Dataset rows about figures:
--- BEGIN ---

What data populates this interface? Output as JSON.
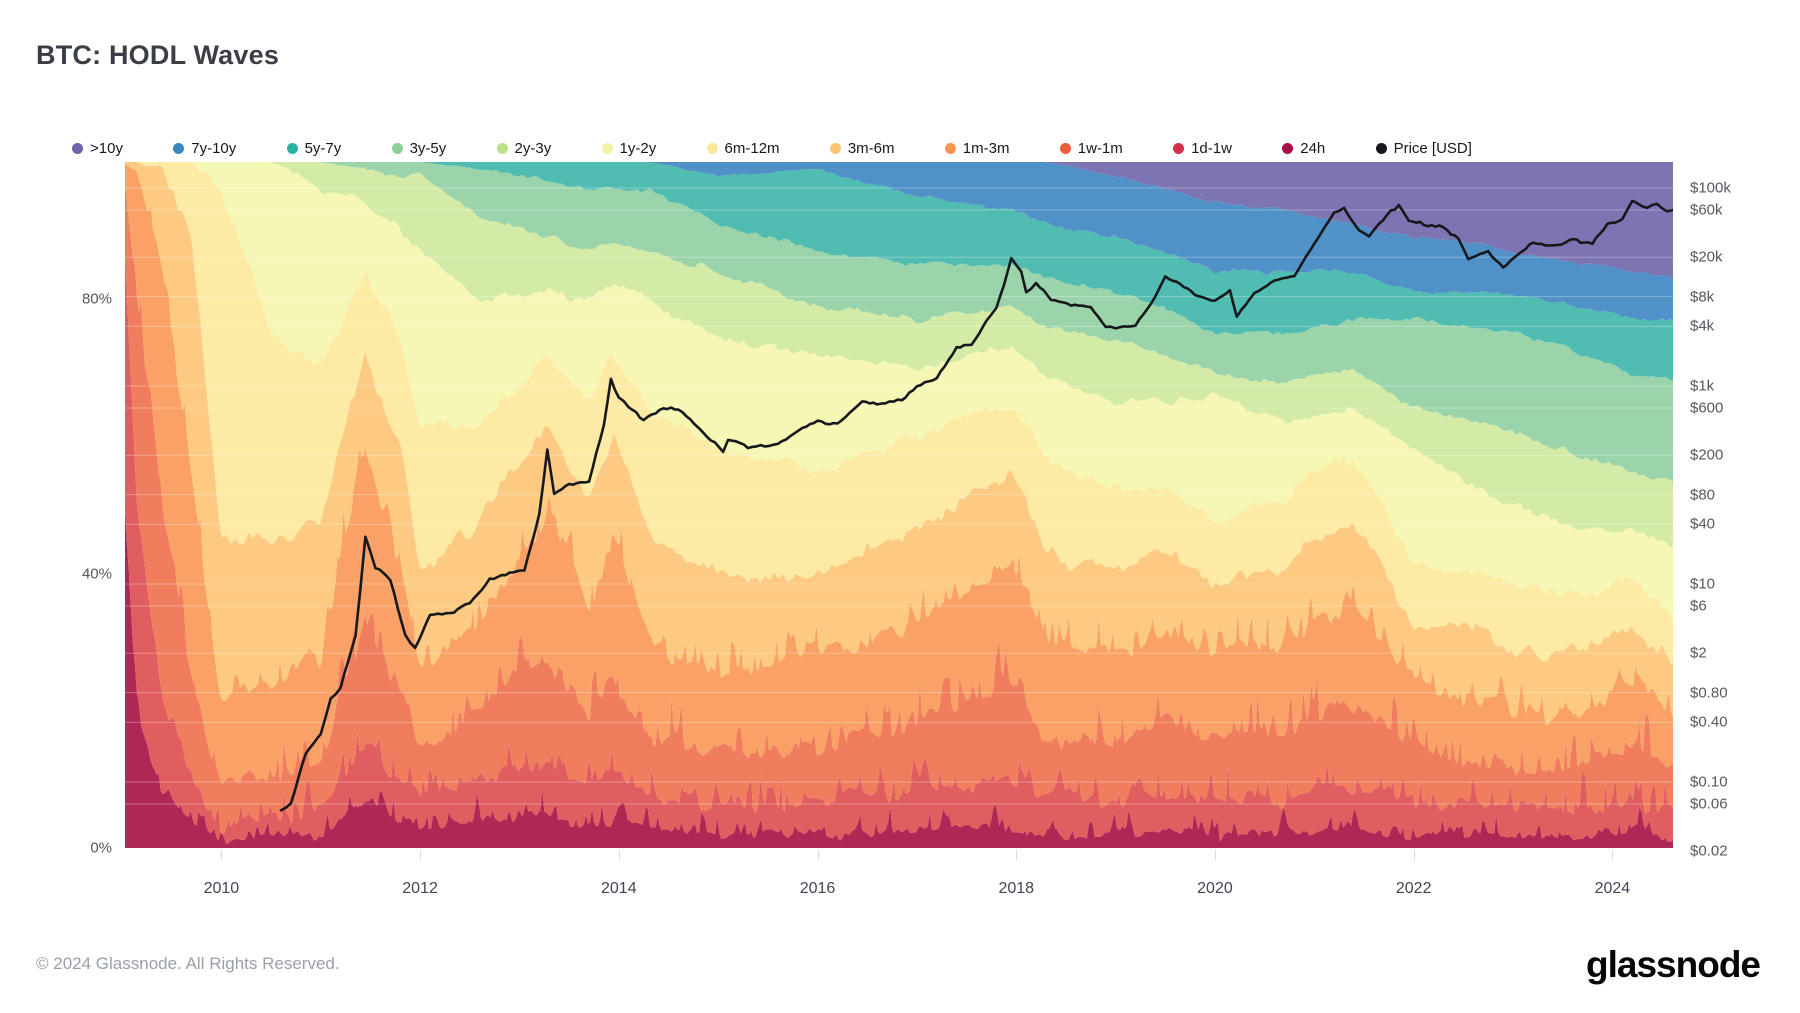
{
  "title": "BTC: HODL Waves",
  "legend": {
    "items": [
      {
        "label": ">10y",
        "color": "#6f63a8"
      },
      {
        "label": "7y-10y",
        "color": "#3a87c0"
      },
      {
        "label": "5y-7y",
        "color": "#2bb2a5"
      },
      {
        "label": "3y-5y",
        "color": "#8fcd9d"
      },
      {
        "label": "2y-3y",
        "color": "#bce087"
      },
      {
        "label": "1y-2y",
        "color": "#f2f3a4"
      },
      {
        "label": "6m-12m",
        "color": "#fce897"
      },
      {
        "label": "3m-6m",
        "color": "#fbc672"
      },
      {
        "label": "1m-3m",
        "color": "#f89552"
      },
      {
        "label": "1w-1m",
        "color": "#eb5e3c"
      },
      {
        "label": "1d-1w",
        "color": "#d43049"
      },
      {
        "label": "24h",
        "color": "#a50f44"
      },
      {
        "label": "Price [USD]",
        "color": "#17181c"
      }
    ]
  },
  "axes": {
    "y_left": {
      "unit": "%",
      "ticks": [
        {
          "label": "0%",
          "value": 0
        },
        {
          "label": "40%",
          "value": 40
        },
        {
          "label": "80%",
          "value": 80
        }
      ]
    },
    "y_right": {
      "unit": "USD",
      "scale": "log",
      "ticks": [
        {
          "label": "$100k",
          "value": 100000
        },
        {
          "label": "$60k",
          "value": 60000
        },
        {
          "label": "$20k",
          "value": 20000
        },
        {
          "label": "$8k",
          "value": 8000
        },
        {
          "label": "$4k",
          "value": 4000
        },
        {
          "label": "$1k",
          "value": 1000
        },
        {
          "label": "$600",
          "value": 600
        },
        {
          "label": "$200",
          "value": 200
        },
        {
          "label": "$80",
          "value": 80
        },
        {
          "label": "$40",
          "value": 40
        },
        {
          "label": "$10",
          "value": 10
        },
        {
          "label": "$6",
          "value": 6
        },
        {
          "label": "$2",
          "value": 2
        },
        {
          "label": "$0.80",
          "value": 0.8
        },
        {
          "label": "$0.40",
          "value": 0.4
        },
        {
          "label": "$0.10",
          "value": 0.1
        },
        {
          "label": "$0.06",
          "value": 0.06
        },
        {
          "label": "$0.02",
          "value": 0.02
        }
      ]
    },
    "x": {
      "ticks": [
        2010,
        2012,
        2014,
        2016,
        2018,
        2020,
        2022,
        2024
      ]
    }
  },
  "chart_data": {
    "type": "area",
    "title": "BTC: HODL Waves",
    "stacking": "percent100",
    "x_range": [
      2009.03,
      2024.61
    ],
    "ylim_percent": [
      0,
      100
    ],
    "grid": "horizontal-on-price-ticks",
    "legend_position": "top",
    "bands_bottom_to_top": [
      "24h",
      "1d-1w",
      "1w-1m",
      "1m-3m",
      "3m-6m",
      "6m-12m",
      "1y-2y",
      "2y-3y",
      "3y-5y",
      "5y-7y",
      "7y-10y",
      ">10y"
    ],
    "band_colors": [
      "#a81647",
      "#dd4f53",
      "#ef7350",
      "#f9995a",
      "#fcc577",
      "#fde89c",
      "#f5f6ae",
      "#cfe99e",
      "#93d0a4",
      "#41b6ab",
      "#4189c2",
      "#7268ab"
    ],
    "samples_note": "cum_tops = cumulative % from bottom, tops of first 11 bands; >10y fills to 100",
    "samples": [
      {
        "year": 2009.03,
        "cum_tops": [
          50,
          85,
          97,
          100,
          100,
          100,
          100,
          100,
          100,
          100,
          100
        ]
      },
      {
        "year": 2009.15,
        "cum_tops": [
          20,
          50,
          80,
          98,
          100,
          100,
          100,
          100,
          100,
          100,
          100
        ]
      },
      {
        "year": 2009.4,
        "cum_tops": [
          8,
          22,
          50,
          85,
          99,
          100,
          100,
          100,
          100,
          100,
          100
        ]
      },
      {
        "year": 2009.7,
        "cum_tops": [
          4,
          10,
          25,
          55,
          90,
          100,
          100,
          100,
          100,
          100,
          100
        ]
      },
      {
        "year": 2010.0,
        "cum_tops": [
          1,
          3,
          8,
          22,
          45,
          96,
          100,
          100,
          100,
          100,
          100
        ]
      },
      {
        "year": 2010.5,
        "cum_tops": [
          2,
          5,
          11,
          25,
          45,
          75,
          100,
          100,
          100,
          100,
          100
        ]
      },
      {
        "year": 2011.0,
        "cum_tops": [
          2,
          5,
          12,
          28,
          48,
          70,
          96,
          100,
          100,
          100,
          100
        ]
      },
      {
        "year": 2011.45,
        "cum_tops": [
          7,
          16,
          34,
          58,
          72,
          84,
          94,
          99,
          100,
          100,
          100
        ]
      },
      {
        "year": 2011.8,
        "cum_tops": [
          4,
          10,
          22,
          40,
          58,
          75,
          90,
          98,
          100,
          100,
          100
        ]
      },
      {
        "year": 2012.0,
        "cum_tops": [
          3,
          8,
          15,
          26,
          40,
          62,
          87,
          98,
          100,
          100,
          100
        ]
      },
      {
        "year": 2012.6,
        "cum_tops": [
          4,
          10,
          20,
          34,
          48,
          62,
          80,
          92,
          99,
          100,
          100
        ]
      },
      {
        "year": 2013.3,
        "cum_tops": [
          5,
          13,
          28,
          48,
          62,
          72,
          81,
          89,
          97,
          100,
          100
        ]
      },
      {
        "year": 2013.7,
        "cum_tops": [
          3,
          8,
          18,
          35,
          50,
          65,
          80,
          87,
          96,
          100,
          100
        ]
      },
      {
        "year": 2013.95,
        "cum_tops": [
          4,
          11,
          25,
          45,
          60,
          72,
          82,
          88,
          96,
          100,
          100
        ]
      },
      {
        "year": 2014.3,
        "cum_tops": [
          2.5,
          7,
          16,
          30,
          46,
          64,
          80,
          87,
          96,
          100,
          100
        ]
      },
      {
        "year": 2015.0,
        "cum_tops": [
          2,
          6,
          14,
          26,
          40,
          58,
          74,
          84,
          91,
          98,
          100
        ]
      },
      {
        "year": 2016.0,
        "cum_tops": [
          2,
          7,
          15,
          28,
          40,
          55,
          72,
          79,
          87,
          99,
          100
        ]
      },
      {
        "year": 2017.0,
        "cum_tops": [
          2.5,
          8,
          18,
          32,
          46,
          60,
          70,
          77,
          85,
          95,
          100
        ]
      },
      {
        "year": 2017.95,
        "cum_tops": [
          3,
          10,
          24,
          42,
          55,
          65,
          73,
          79,
          85,
          93,
          100
        ]
      },
      {
        "year": 2018.3,
        "cum_tops": [
          2,
          7,
          16,
          30,
          43,
          57,
          69,
          76,
          83,
          91,
          100
        ]
      },
      {
        "year": 2019.0,
        "cum_tops": [
          2,
          7,
          16,
          28,
          40,
          52,
          65,
          74,
          81,
          89,
          98
        ]
      },
      {
        "year": 2019.5,
        "cum_tops": [
          2.5,
          8,
          18,
          31,
          43,
          53,
          65,
          72,
          79,
          87,
          96
        ]
      },
      {
        "year": 2020.0,
        "cum_tops": [
          2,
          7,
          17,
          28,
          38,
          48,
          66,
          69,
          75,
          84,
          94
        ]
      },
      {
        "year": 2020.7,
        "cum_tops": [
          2,
          7,
          17,
          30,
          41,
          51,
          62,
          68,
          75,
          84,
          93
        ]
      },
      {
        "year": 2021.0,
        "cum_tops": [
          2.5,
          8,
          19,
          33,
          45,
          55,
          63,
          69,
          76,
          84,
          92
        ]
      },
      {
        "year": 2021.4,
        "cum_tops": [
          3,
          9,
          21,
          35,
          47,
          57,
          64,
          70,
          77,
          84,
          91
        ]
      },
      {
        "year": 2022.0,
        "cum_tops": [
          2,
          7,
          15,
          24,
          33,
          42,
          58,
          64,
          77,
          81,
          89
        ]
      },
      {
        "year": 2022.7,
        "cum_tops": [
          2,
          6,
          13,
          22,
          31,
          40,
          52,
          62,
          76,
          81,
          88
        ]
      },
      {
        "year": 2023.3,
        "cum_tops": [
          1.5,
          5,
          11,
          19,
          28,
          37,
          48,
          59,
          74,
          80,
          86
        ]
      },
      {
        "year": 2023.9,
        "cum_tops": [
          2,
          6,
          13,
          21,
          30,
          38,
          46,
          56,
          71,
          78,
          85
        ]
      },
      {
        "year": 2024.2,
        "cum_tops": [
          2.5,
          7,
          15,
          24,
          32,
          40,
          47,
          55,
          69,
          77,
          84
        ]
      },
      {
        "year": 2024.61,
        "cum_tops": [
          1,
          5,
          12,
          20,
          27,
          34,
          44,
          53,
          68,
          77,
          83
        ]
      }
    ],
    "price_series": {
      "name": "Price [USD]",
      "color": "#17181c",
      "scale": "log",
      "points": [
        [
          2010.6,
          0.05
        ],
        [
          2010.7,
          0.06
        ],
        [
          2010.85,
          0.2
        ],
        [
          2011.0,
          0.3
        ],
        [
          2011.1,
          0.7
        ],
        [
          2011.2,
          0.9
        ],
        [
          2011.35,
          3
        ],
        [
          2011.45,
          30
        ],
        [
          2011.55,
          15
        ],
        [
          2011.7,
          11
        ],
        [
          2011.85,
          3
        ],
        [
          2011.95,
          2.2
        ],
        [
          2012.1,
          5
        ],
        [
          2012.3,
          5
        ],
        [
          2012.5,
          6.5
        ],
        [
          2012.7,
          11
        ],
        [
          2012.9,
          12.5
        ],
        [
          2013.05,
          14
        ],
        [
          2013.2,
          50
        ],
        [
          2013.28,
          230
        ],
        [
          2013.35,
          80
        ],
        [
          2013.5,
          100
        ],
        [
          2013.7,
          110
        ],
        [
          2013.85,
          400
        ],
        [
          2013.92,
          1150
        ],
        [
          2014.0,
          770
        ],
        [
          2014.1,
          620
        ],
        [
          2014.25,
          450
        ],
        [
          2014.45,
          600
        ],
        [
          2014.6,
          590
        ],
        [
          2014.8,
          380
        ],
        [
          2015.05,
          220
        ],
        [
          2015.1,
          290
        ],
        [
          2015.3,
          240
        ],
        [
          2015.6,
          260
        ],
        [
          2015.85,
          380
        ],
        [
          2016.0,
          430
        ],
        [
          2016.2,
          420
        ],
        [
          2016.45,
          700
        ],
        [
          2016.6,
          650
        ],
        [
          2016.85,
          730
        ],
        [
          2017.0,
          1000
        ],
        [
          2017.2,
          1200
        ],
        [
          2017.4,
          2500
        ],
        [
          2017.55,
          2600
        ],
        [
          2017.7,
          4400
        ],
        [
          2017.8,
          6000
        ],
        [
          2017.95,
          19000
        ],
        [
          2018.05,
          14000
        ],
        [
          2018.1,
          8500
        ],
        [
          2018.2,
          11000
        ],
        [
          2018.35,
          7500
        ],
        [
          2018.55,
          6500
        ],
        [
          2018.75,
          6400
        ],
        [
          2018.9,
          4000
        ],
        [
          2019.0,
          3800
        ],
        [
          2019.2,
          4000
        ],
        [
          2019.4,
          8000
        ],
        [
          2019.5,
          12500
        ],
        [
          2019.65,
          10500
        ],
        [
          2019.8,
          8500
        ],
        [
          2020.0,
          7200
        ],
        [
          2020.15,
          9000
        ],
        [
          2020.22,
          5000
        ],
        [
          2020.4,
          9000
        ],
        [
          2020.6,
          11500
        ],
        [
          2020.8,
          13000
        ],
        [
          2020.95,
          23000
        ],
        [
          2021.05,
          33000
        ],
        [
          2021.1,
          40000
        ],
        [
          2021.2,
          57000
        ],
        [
          2021.3,
          63000
        ],
        [
          2021.45,
          37000
        ],
        [
          2021.55,
          33000
        ],
        [
          2021.65,
          45000
        ],
        [
          2021.85,
          67000
        ],
        [
          2021.95,
          47000
        ],
        [
          2022.1,
          43000
        ],
        [
          2022.3,
          40000
        ],
        [
          2022.45,
          30000
        ],
        [
          2022.55,
          19000
        ],
        [
          2022.75,
          23000
        ],
        [
          2022.9,
          16000
        ],
        [
          2023.05,
          21000
        ],
        [
          2023.2,
          28000
        ],
        [
          2023.45,
          26000
        ],
        [
          2023.6,
          30000
        ],
        [
          2023.8,
          27000
        ],
        [
          2023.95,
          43000
        ],
        [
          2024.1,
          48000
        ],
        [
          2024.2,
          73000
        ],
        [
          2024.35,
          61000
        ],
        [
          2024.45,
          68000
        ],
        [
          2024.55,
          58000
        ],
        [
          2024.61,
          60000
        ]
      ]
    }
  },
  "footer": {
    "copyright": "© 2024 Glassnode. All Rights Reserved.",
    "brand": "glassnode"
  }
}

--- END ---

Problem details: Locate all lines holding the word "Waves", then copy them out.

Written answer:
  "title": "BTC: HODL Waves",
    "title": "BTC: HODL Waves",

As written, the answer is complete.